In the records that follow, locate every line with "based" and extract it.
┌─ DATA SHOWN
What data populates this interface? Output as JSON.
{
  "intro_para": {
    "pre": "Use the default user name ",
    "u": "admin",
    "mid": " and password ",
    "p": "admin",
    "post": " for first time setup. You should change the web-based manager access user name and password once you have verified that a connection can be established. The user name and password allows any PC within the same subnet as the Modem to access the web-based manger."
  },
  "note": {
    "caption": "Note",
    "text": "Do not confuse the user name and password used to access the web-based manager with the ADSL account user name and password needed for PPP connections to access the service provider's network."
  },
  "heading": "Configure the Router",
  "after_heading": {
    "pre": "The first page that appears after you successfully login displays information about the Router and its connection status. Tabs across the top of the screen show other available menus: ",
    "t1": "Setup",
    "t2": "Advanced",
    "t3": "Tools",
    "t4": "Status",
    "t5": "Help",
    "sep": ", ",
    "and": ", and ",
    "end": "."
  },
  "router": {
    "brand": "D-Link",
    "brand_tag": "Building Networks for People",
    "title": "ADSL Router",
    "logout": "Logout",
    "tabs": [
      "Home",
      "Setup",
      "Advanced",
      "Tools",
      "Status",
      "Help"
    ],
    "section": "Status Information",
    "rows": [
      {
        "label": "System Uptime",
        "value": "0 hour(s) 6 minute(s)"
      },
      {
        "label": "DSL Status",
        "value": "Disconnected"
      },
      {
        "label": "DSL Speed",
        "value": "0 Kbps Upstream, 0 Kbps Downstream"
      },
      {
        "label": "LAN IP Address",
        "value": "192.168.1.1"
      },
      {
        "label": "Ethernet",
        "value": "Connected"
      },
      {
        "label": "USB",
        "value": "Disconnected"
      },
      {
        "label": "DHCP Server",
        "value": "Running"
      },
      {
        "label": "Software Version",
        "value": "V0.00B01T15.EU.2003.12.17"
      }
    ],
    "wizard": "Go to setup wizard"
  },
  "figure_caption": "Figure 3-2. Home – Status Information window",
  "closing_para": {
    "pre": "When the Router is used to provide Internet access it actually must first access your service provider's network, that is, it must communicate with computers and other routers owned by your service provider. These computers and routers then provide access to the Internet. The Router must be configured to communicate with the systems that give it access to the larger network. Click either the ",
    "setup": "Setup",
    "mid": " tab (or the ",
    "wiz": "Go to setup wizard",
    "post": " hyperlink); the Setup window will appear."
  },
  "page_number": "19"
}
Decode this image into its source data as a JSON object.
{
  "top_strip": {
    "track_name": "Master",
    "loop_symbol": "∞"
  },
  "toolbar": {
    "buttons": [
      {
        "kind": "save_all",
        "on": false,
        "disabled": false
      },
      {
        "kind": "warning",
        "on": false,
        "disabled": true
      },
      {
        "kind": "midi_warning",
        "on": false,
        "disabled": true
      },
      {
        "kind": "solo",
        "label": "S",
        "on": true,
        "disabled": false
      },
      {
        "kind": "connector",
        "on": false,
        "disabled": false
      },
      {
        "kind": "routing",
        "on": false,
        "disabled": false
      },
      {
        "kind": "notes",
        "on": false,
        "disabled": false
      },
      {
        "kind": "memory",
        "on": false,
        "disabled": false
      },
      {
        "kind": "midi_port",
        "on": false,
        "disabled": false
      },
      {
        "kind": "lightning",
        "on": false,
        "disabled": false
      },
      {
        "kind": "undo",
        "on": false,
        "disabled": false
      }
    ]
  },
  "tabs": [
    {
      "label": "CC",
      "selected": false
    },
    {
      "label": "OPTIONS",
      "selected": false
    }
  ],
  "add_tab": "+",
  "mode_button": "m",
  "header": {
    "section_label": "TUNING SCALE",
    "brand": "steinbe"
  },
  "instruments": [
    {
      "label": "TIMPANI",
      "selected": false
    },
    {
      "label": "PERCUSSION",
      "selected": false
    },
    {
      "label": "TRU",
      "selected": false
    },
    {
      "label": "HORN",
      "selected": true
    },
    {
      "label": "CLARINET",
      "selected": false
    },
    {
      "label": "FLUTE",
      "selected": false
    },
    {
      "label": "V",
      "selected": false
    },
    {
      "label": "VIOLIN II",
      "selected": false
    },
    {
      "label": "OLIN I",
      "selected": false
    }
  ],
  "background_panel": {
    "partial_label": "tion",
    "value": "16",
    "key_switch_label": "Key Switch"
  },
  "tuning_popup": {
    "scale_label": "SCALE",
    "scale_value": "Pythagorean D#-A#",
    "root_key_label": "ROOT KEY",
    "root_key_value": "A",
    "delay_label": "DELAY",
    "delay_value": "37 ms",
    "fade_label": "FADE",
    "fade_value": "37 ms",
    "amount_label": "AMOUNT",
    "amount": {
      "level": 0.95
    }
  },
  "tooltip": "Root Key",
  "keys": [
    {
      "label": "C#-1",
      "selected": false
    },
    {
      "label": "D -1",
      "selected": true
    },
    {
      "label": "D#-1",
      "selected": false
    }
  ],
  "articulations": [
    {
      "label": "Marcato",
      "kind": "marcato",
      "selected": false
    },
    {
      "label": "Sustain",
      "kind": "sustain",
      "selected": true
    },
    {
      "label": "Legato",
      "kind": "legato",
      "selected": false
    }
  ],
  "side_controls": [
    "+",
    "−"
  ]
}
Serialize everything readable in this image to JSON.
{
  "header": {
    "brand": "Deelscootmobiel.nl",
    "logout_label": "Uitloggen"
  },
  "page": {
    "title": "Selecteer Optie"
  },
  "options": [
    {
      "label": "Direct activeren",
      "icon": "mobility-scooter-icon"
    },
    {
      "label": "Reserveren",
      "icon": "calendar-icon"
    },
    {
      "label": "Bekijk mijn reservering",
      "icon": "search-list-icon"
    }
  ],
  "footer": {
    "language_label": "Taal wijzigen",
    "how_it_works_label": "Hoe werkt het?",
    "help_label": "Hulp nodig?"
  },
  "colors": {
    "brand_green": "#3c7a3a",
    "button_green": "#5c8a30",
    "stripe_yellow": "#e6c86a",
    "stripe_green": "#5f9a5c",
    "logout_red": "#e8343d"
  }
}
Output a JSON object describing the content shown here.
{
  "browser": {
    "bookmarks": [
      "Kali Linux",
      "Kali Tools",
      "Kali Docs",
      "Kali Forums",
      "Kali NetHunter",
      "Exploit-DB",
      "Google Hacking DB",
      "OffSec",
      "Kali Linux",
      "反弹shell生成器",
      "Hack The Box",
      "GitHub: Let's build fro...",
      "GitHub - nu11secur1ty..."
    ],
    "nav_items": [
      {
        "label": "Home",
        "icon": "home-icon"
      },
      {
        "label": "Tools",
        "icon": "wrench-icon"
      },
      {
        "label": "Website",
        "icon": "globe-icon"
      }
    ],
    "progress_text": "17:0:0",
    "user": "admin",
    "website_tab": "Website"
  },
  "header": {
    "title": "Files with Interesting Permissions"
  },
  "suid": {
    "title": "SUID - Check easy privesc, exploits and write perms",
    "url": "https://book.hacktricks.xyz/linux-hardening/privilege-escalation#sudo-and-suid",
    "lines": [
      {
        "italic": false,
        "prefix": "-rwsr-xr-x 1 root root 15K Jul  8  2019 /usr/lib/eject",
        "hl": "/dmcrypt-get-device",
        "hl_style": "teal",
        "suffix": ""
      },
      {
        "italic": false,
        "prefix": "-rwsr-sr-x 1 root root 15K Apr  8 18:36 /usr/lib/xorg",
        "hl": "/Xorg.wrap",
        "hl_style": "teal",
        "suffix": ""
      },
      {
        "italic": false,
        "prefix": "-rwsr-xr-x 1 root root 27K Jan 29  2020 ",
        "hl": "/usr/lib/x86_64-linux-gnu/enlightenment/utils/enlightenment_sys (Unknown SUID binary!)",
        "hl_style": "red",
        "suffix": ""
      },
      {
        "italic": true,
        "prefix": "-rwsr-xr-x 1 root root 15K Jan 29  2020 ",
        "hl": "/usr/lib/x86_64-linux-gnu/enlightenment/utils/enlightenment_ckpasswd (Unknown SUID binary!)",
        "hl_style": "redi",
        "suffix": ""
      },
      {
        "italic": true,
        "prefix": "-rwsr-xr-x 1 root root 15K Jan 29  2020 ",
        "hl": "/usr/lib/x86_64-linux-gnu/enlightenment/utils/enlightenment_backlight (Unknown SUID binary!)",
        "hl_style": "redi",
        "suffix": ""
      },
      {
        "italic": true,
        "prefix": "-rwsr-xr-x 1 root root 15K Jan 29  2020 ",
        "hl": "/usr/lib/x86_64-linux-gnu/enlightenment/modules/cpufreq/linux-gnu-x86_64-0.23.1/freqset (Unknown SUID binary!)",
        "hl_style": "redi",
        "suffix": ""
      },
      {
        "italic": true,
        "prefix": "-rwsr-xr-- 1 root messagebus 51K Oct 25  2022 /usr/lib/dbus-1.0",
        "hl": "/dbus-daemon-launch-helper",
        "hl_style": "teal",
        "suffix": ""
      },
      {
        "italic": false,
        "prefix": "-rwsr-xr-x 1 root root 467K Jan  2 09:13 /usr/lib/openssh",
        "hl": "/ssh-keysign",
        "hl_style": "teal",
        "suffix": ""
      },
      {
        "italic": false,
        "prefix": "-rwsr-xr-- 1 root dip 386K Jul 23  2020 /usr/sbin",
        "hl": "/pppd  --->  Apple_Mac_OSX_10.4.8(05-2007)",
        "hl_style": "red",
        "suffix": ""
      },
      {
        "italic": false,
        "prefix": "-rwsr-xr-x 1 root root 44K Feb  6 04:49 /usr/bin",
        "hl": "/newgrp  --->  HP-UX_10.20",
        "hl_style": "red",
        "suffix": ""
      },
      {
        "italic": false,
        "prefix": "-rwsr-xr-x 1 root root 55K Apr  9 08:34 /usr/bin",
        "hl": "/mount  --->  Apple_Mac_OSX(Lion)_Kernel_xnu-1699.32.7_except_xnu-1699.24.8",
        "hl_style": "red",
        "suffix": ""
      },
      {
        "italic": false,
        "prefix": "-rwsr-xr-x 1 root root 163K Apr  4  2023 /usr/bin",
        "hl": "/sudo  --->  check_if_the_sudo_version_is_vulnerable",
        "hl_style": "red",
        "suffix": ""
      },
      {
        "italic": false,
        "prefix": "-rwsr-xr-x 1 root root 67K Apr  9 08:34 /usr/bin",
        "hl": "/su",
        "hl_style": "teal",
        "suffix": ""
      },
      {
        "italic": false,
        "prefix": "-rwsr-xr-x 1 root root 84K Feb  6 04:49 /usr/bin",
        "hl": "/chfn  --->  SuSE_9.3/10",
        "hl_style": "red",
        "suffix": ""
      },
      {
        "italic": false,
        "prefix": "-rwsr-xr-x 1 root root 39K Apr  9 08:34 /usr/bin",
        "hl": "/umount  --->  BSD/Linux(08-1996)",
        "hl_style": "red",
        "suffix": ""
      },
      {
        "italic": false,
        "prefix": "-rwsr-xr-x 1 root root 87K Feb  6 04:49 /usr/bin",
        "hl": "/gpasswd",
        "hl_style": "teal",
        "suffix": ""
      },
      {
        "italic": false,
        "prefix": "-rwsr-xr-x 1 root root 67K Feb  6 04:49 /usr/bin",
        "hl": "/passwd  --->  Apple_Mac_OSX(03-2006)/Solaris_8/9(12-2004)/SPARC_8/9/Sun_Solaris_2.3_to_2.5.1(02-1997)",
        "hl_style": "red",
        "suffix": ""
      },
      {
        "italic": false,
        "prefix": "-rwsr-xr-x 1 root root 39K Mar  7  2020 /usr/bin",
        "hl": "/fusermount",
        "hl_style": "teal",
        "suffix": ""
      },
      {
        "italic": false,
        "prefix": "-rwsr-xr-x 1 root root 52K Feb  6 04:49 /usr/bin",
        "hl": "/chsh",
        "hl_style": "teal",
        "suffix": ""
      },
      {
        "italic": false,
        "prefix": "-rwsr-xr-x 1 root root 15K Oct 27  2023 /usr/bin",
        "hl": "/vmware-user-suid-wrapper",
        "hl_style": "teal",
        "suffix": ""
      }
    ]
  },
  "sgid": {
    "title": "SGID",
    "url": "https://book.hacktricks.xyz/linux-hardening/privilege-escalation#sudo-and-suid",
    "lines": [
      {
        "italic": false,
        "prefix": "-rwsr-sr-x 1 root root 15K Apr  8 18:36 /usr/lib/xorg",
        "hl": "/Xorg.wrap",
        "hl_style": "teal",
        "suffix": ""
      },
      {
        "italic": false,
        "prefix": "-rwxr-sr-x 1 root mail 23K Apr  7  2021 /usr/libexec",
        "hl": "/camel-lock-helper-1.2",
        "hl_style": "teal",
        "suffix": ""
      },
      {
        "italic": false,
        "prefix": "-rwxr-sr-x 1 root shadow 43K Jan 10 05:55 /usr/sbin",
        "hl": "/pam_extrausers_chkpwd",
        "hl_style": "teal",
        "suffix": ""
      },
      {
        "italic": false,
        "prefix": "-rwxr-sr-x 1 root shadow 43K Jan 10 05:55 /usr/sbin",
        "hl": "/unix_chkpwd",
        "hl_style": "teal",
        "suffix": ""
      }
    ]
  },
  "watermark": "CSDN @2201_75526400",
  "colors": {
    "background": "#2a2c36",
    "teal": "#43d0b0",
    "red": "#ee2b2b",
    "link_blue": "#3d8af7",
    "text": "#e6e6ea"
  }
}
└─
RESPONSE:
    "post": " for first time setup. You should change the web-based manager access user name and password once you have verified that a connection can be established. The user name and password allows any PC within the same subnet as the Modem to access the web-based manger."
    "text": "Do not confuse the user name and password used to access the web-based manager with the ADSL account user name and password needed for PPP connections to access the service provider's network."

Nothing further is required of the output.